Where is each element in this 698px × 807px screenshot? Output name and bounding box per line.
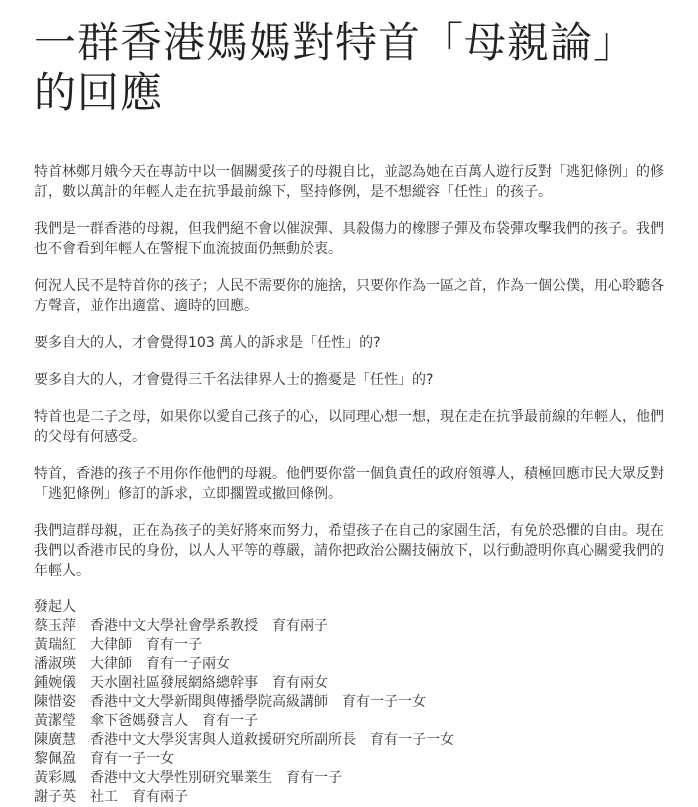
- signer-row: [34, 693, 676, 712]
- article-body: [34, 162, 676, 581]
- paragraph: 我們是一群香港的母親，但我們絕不會以催淚彈、具殺傷力的橡膠子彈及布袋彈攻擊我們的孩子。我們也不會看到年輕人在警棍下血流披面仍無動於衷。: [34, 221, 664, 257]
- signer-note: 育有一子一女: [370, 732, 454, 748]
- signer-name: 蔡玉萍: [34, 618, 76, 634]
- signer-note: 育有一子: [202, 713, 258, 729]
- signer-row: [34, 617, 676, 636]
- signer-title: 天水圍社區發展網絡總幹事: [90, 675, 258, 691]
- signer-note: 育有一子一女: [90, 751, 174, 767]
- paragraph: 特首林鄭月娥今天在專訪中以一個關愛孩子的母親自比，並認為她在百萬人遊行反對「逃犯條例」的修訂，數以萬計的年輕人走在抗爭最前線下，堅持修例，是不想縱容「任性」的孩子。: [34, 164, 664, 200]
- signer-row: [34, 750, 676, 769]
- signer-title: 大律師: [90, 656, 132, 672]
- signer-row: [34, 712, 676, 731]
- signer-row: [34, 636, 676, 655]
- signer-title: 香港中文大學性別研究畢業生: [90, 770, 272, 786]
- signer-row: [34, 769, 676, 788]
- signer-row: [34, 788, 676, 807]
- signers-heading: 發起人: [34, 599, 76, 615]
- paragraph: 要多自大的人，才會覺得103 萬人的訴求是「任性」的?: [34, 335, 381, 351]
- paragraph: 何況人民不是特首你的孩子；人民不需要你的施捨，只要你作為一區之首，作為一個公僕，用心聆聽各方聲音，並作出適當、適時的回應。: [34, 278, 664, 314]
- signer-name: 潘淑瑛: [34, 656, 76, 672]
- signer-name: 鍾婉儀: [34, 675, 76, 691]
- signer-note: 育有一子兩女: [146, 656, 230, 672]
- signer-title: 香港中文大學社會學系教授: [90, 618, 258, 634]
- signer-note: 育有一子一女: [342, 694, 426, 710]
- signer-note: 育有一子: [146, 637, 202, 653]
- signer-name: 黃潔瑩: [34, 713, 76, 729]
- signer-row: [34, 731, 676, 750]
- signer-title: 傘下爸媽發言人: [90, 713, 188, 729]
- article-title: 一群香港媽媽對特首「母親論」的回應: [34, 18, 637, 117]
- signer-row: [34, 674, 676, 693]
- signer-note: 育有兩女: [272, 675, 328, 691]
- signer-name: 謝子英: [34, 789, 76, 805]
- signer-name: 黎佩盈: [34, 751, 76, 767]
- signer-name: 黃彩鳳: [34, 770, 76, 786]
- signer-title: 社工: [90, 789, 118, 805]
- signer-name: 陳惜姿: [34, 694, 76, 710]
- signer-row: [34, 655, 676, 674]
- signers-list: [34, 598, 676, 807]
- paragraph: 特首也是二子之母，如果你以愛自己孩子的心，以同理心想一想，現在走在抗爭最前線的年輕人，他們的父母有何感受。: [34, 409, 664, 445]
- signer-title: 香港中文大學災害與人道救援研究所副所長: [90, 732, 356, 748]
- signer-note: 育有一子: [286, 770, 342, 786]
- paragraph: 我們這群母親，正在為孩子的美好將來而努力，希望孩子在自己的家園生活，有免於恐懼的自由。現在我們以香港市民的身份，以人人平等的尊嚴，請你把政治公關技倆放下，以行動證明你真心關愛我們的年輕人。: [34, 523, 664, 579]
- paragraph: 特首，香港的孩子不用你作他們的母親。他們要你當一個負責任的政府領導人，積極回應市民大眾反對「逃犯條例」修訂的訴求，立即擱置或撤回條例。: [34, 466, 664, 502]
- paragraph: 要多自大的人，才會覺得三千名法律界人士的擔憂是「任性」的?: [34, 372, 434, 388]
- signer-title: 香港中文大學新聞與傳播學院高級講師: [90, 694, 328, 710]
- signer-name: 陳廣慧: [34, 732, 76, 748]
- signer-note: 育有兩子: [272, 618, 328, 634]
- signer-title: 大律師: [90, 637, 132, 653]
- signer-note: 育有兩子: [132, 789, 188, 805]
- signer-name: 黃瑞紅: [34, 637, 76, 653]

» What you are asked to do:
Copy the material above line for line, without changing a character, and leave the picture out of your copy.

» Correct result:
Where is each element in this 698px × 807px screenshot? Output name and bounding box per line.
- signer-row: [34, 693, 676, 712]
- article-body: [34, 162, 676, 581]
- paragraph: 我們是一群香港的母親，但我們絕不會以催淚彈、具殺傷力的橡膠子彈及布袋彈攻擊我們的孩子。我們也不會看到年輕人在警棍下血流披面仍無動於衷。: [34, 221, 664, 257]
- signer-note: 育有一子一女: [370, 732, 454, 748]
- signer-name: 蔡玉萍: [34, 618, 76, 634]
- signer-note: 育有一子: [202, 713, 258, 729]
- signer-row: [34, 617, 676, 636]
- signer-title: 天水圍社區發展網絡總幹事: [90, 675, 258, 691]
- signer-note: 育有一子一女: [90, 751, 174, 767]
- paragraph: 特首林鄭月娥今天在專訪中以一個關愛孩子的母親自比，並認為她在百萬人遊行反對「逃犯條例」的修訂，數以萬計的年輕人走在抗爭最前線下，堅持修例，是不想縱容「任性」的孩子。: [34, 164, 664, 200]
- signer-row: [34, 750, 676, 769]
- signer-title: 大律師: [90, 656, 132, 672]
- signer-row: [34, 712, 676, 731]
- signer-row: [34, 636, 676, 655]
- signer-title: 香港中文大學性別研究畢業生: [90, 770, 272, 786]
- signer-row: [34, 769, 676, 788]
- signer-row: [34, 788, 676, 807]
- signers-heading: 發起人: [34, 599, 76, 615]
- paragraph: 要多自大的人，才會覺得103 萬人的訴求是「任性」的?: [34, 335, 381, 351]
- paragraph: 何況人民不是特首你的孩子；人民不需要你的施捨，只要你作為一區之首，作為一個公僕，用心聆聽各方聲音，並作出適當、適時的回應。: [34, 278, 664, 314]
- signer-name: 潘淑瑛: [34, 656, 76, 672]
- signer-name: 鍾婉儀: [34, 675, 76, 691]
- signer-note: 育有一子兩女: [146, 656, 230, 672]
- signer-title: 香港中文大學社會學系教授: [90, 618, 258, 634]
- signer-note: 育有一子一女: [342, 694, 426, 710]
- signer-note: 育有一子: [146, 637, 202, 653]
- signer-name: 黃潔瑩: [34, 713, 76, 729]
- signer-row: [34, 731, 676, 750]
- signer-title: 傘下爸媽發言人: [90, 713, 188, 729]
- article-title: 一群香港媽媽對特首「母親論」的回應: [34, 18, 637, 117]
- signer-row: [34, 674, 676, 693]
- signer-note: 育有兩女: [272, 675, 328, 691]
- signer-name: 謝子英: [34, 789, 76, 805]
- signer-name: 黎佩盈: [34, 751, 76, 767]
- signer-name: 黃彩鳳: [34, 770, 76, 786]
- signer-title: 社工: [90, 789, 118, 805]
- signer-name: 陳惜姿: [34, 694, 76, 710]
- signer-row: [34, 655, 676, 674]
- signers-list: [34, 598, 676, 807]
- paragraph: 特首也是二子之母，如果你以愛自己孩子的心，以同理心想一想，現在走在抗爭最前線的年輕人，他們的父母有何感受。: [34, 409, 664, 445]
- signer-title: 香港中文大學災害與人道救援研究所副所長: [90, 732, 356, 748]
- signer-note: 育有一子: [286, 770, 342, 786]
- paragraph: 我們這群母親，正在為孩子的美好將來而努力，希望孩子在自己的家園生活，有免於恐懼的自由。現在我們以香港市民的身份，以人人平等的尊嚴，請你把政治公關技倆放下，以行動證明你真心關愛我們的年輕人。: [34, 523, 664, 579]
- paragraph: 特首，香港的孩子不用你作他們的母親。他們要你當一個負責任的政府領導人，積極回應市民大眾反對「逃犯條例」修訂的訴求，立即擱置或撤回條例。: [34, 466, 664, 502]
- paragraph: 要多自大的人，才會覺得三千名法律界人士的擔憂是「任性」的?: [34, 372, 434, 388]
- signer-title: 香港中文大學新聞與傳播學院高級講師: [90, 694, 328, 710]
- signer-name: 陳廣慧: [34, 732, 76, 748]
- signer-note: 育有兩子: [272, 618, 328, 634]
- signer-title: 大律師: [90, 637, 132, 653]
- signer-note: 育有兩子: [132, 789, 188, 805]
- signer-name: 黃瑞紅: [34, 637, 76, 653]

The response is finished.